* **YOUR TASK**: Gather all lines from the material that contain "Student".

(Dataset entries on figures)
********
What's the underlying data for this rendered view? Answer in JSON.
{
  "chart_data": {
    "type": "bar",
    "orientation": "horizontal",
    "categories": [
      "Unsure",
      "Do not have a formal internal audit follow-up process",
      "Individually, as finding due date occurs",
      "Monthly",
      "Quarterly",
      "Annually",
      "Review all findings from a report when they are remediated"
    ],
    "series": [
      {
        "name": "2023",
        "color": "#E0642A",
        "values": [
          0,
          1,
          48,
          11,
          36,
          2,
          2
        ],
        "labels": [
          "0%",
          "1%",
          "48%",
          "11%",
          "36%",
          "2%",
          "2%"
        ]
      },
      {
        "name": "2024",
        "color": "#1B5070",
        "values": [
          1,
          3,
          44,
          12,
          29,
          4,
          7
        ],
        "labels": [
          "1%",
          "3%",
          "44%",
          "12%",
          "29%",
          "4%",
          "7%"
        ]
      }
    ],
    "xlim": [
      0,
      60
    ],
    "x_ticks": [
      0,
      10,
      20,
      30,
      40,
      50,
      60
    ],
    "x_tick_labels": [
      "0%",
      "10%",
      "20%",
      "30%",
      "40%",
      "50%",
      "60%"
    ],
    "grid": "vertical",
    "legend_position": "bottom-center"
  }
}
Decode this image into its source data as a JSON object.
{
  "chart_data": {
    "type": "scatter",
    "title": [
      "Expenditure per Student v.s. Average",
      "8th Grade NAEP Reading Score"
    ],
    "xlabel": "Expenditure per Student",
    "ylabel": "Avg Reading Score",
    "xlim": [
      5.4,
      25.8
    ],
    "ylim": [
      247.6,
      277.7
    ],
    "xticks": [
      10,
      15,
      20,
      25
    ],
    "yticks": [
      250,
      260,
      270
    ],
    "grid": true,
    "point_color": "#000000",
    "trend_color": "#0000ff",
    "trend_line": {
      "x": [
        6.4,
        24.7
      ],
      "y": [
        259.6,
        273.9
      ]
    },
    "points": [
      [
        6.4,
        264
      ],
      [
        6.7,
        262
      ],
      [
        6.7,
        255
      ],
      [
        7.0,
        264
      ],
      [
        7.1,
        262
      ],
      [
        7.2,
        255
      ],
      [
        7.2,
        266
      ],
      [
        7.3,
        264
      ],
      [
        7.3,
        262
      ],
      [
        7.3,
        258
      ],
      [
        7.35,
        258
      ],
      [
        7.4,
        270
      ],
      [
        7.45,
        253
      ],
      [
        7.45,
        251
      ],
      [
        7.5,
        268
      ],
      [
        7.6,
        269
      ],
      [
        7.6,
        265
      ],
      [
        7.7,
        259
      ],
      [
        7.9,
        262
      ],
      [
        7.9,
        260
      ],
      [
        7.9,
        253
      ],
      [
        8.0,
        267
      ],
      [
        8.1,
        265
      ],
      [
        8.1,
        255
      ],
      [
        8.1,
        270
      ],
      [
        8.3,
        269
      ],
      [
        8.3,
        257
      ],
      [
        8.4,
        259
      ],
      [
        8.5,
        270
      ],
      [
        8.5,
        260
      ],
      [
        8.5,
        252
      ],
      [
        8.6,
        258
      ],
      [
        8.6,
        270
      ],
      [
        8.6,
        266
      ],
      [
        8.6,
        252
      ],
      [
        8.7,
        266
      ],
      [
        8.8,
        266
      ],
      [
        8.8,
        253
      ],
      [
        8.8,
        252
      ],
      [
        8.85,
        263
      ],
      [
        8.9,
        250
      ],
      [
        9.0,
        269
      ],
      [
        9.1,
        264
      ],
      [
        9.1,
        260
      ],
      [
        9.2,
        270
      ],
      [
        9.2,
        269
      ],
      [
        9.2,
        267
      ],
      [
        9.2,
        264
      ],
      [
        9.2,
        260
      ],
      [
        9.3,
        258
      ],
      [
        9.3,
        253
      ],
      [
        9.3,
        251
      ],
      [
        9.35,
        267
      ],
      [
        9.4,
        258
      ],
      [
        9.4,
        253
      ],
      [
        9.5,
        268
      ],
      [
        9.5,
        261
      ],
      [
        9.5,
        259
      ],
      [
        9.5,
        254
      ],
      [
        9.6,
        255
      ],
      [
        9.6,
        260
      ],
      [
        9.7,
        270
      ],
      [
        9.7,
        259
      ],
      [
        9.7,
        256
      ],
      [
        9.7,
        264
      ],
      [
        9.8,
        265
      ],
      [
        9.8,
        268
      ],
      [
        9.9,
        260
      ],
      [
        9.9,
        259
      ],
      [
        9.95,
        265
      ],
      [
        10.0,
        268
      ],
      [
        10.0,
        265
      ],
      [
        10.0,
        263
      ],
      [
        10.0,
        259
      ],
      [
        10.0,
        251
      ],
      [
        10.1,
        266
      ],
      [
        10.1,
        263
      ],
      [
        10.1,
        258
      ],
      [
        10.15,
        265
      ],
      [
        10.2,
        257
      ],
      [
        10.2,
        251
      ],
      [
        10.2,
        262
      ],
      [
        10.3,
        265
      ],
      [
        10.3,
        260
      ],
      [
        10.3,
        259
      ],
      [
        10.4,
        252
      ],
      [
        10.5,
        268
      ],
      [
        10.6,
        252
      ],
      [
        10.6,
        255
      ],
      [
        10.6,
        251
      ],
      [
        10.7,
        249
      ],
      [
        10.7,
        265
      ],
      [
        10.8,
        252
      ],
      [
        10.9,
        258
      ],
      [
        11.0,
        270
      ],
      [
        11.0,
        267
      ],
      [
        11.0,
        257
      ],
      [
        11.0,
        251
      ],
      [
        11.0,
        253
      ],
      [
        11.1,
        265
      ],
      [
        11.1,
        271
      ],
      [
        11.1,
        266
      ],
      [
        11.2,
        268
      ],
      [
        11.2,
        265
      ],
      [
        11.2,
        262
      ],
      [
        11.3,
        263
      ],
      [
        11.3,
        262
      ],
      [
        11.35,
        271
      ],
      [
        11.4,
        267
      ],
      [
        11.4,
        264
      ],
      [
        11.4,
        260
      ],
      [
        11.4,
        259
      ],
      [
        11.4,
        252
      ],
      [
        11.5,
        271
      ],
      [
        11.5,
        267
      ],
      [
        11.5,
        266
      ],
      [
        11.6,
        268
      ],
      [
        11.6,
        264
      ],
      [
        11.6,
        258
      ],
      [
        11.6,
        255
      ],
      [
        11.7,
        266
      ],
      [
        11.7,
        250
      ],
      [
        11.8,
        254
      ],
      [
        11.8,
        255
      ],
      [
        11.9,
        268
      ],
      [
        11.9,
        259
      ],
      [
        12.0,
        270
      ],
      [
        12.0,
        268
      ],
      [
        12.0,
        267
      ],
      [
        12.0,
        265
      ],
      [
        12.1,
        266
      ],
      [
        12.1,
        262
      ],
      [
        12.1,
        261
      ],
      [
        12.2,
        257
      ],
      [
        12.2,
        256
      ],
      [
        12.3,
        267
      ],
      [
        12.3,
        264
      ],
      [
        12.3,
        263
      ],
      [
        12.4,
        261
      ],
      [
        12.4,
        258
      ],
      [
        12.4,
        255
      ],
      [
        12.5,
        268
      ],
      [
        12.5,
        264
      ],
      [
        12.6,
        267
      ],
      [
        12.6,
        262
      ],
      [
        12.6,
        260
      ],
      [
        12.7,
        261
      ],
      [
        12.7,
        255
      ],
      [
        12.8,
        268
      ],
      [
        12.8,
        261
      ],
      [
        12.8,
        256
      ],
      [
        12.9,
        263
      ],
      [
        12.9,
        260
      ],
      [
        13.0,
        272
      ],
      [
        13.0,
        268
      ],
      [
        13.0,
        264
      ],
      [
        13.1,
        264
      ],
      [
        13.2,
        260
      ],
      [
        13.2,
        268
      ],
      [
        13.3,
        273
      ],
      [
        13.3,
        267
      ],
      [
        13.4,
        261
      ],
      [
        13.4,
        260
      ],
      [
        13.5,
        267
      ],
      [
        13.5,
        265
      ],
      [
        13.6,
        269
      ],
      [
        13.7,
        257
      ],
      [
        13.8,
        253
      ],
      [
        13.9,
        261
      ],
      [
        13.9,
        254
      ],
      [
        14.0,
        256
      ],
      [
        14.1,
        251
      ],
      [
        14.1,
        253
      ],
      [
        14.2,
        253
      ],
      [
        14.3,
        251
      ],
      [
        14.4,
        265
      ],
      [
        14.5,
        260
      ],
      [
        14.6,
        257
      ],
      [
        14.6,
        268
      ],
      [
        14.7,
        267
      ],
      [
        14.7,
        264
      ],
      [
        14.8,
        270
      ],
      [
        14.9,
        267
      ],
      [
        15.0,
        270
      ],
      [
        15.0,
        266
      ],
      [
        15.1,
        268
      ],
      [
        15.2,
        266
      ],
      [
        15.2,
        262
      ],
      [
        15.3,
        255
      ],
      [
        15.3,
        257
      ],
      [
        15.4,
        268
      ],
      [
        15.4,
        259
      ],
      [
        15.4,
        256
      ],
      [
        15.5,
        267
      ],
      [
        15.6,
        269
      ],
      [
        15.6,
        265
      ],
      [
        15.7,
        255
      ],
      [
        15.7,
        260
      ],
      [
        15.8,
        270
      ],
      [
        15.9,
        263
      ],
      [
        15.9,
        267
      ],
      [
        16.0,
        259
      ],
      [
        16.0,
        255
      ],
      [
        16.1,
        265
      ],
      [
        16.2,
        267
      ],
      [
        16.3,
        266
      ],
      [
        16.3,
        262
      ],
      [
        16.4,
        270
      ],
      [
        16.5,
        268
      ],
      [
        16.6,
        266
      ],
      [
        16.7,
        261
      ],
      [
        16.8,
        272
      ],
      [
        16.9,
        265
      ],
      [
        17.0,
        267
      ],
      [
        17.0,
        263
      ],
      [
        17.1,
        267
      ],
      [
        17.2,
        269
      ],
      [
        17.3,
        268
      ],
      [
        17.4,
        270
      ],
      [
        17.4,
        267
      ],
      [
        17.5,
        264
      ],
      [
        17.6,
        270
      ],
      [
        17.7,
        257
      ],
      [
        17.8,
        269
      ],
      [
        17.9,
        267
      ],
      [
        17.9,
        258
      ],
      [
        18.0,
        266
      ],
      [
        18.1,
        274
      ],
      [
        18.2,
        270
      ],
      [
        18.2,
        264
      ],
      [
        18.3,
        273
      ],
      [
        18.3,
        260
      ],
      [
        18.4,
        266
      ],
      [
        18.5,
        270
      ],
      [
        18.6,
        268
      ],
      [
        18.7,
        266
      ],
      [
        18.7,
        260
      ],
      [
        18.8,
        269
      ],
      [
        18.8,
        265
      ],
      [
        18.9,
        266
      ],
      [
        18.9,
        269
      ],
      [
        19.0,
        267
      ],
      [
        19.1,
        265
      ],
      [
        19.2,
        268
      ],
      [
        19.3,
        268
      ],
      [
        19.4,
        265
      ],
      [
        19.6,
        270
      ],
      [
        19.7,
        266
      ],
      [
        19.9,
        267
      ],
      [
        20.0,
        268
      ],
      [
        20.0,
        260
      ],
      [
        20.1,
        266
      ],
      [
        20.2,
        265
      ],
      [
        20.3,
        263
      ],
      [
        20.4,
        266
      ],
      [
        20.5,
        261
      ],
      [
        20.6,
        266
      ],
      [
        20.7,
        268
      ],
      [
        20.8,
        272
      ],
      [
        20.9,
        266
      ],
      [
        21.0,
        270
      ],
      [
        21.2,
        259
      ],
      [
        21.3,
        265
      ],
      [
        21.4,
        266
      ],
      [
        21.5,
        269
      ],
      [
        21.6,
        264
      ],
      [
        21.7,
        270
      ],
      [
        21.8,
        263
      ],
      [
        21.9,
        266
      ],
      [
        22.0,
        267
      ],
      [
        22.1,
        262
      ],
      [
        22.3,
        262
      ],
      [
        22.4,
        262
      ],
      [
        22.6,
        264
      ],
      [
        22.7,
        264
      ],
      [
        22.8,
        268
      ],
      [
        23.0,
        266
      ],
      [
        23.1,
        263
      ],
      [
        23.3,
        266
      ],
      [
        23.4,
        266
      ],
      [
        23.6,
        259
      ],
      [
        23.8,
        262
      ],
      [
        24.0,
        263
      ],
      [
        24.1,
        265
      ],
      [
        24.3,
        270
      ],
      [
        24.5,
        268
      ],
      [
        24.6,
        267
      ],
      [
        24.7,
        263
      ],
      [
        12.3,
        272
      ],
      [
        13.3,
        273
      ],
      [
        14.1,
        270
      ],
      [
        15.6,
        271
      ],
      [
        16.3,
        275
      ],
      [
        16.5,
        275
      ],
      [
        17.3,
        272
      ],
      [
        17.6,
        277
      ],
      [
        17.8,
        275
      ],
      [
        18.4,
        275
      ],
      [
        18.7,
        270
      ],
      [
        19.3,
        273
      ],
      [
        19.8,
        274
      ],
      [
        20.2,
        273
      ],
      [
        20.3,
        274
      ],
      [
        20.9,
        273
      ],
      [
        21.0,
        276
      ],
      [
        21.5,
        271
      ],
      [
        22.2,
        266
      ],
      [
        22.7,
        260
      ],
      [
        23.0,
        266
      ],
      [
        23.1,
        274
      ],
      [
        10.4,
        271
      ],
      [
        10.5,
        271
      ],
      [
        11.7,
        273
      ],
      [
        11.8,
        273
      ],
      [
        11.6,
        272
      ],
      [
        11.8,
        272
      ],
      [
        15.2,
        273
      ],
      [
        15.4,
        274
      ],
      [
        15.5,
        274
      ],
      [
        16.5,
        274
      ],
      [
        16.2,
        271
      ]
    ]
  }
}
********
* **ANSWER BELOW**:
      "Expenditure per Student v.s. Average",
    "xlabel": "Expenditure per Student",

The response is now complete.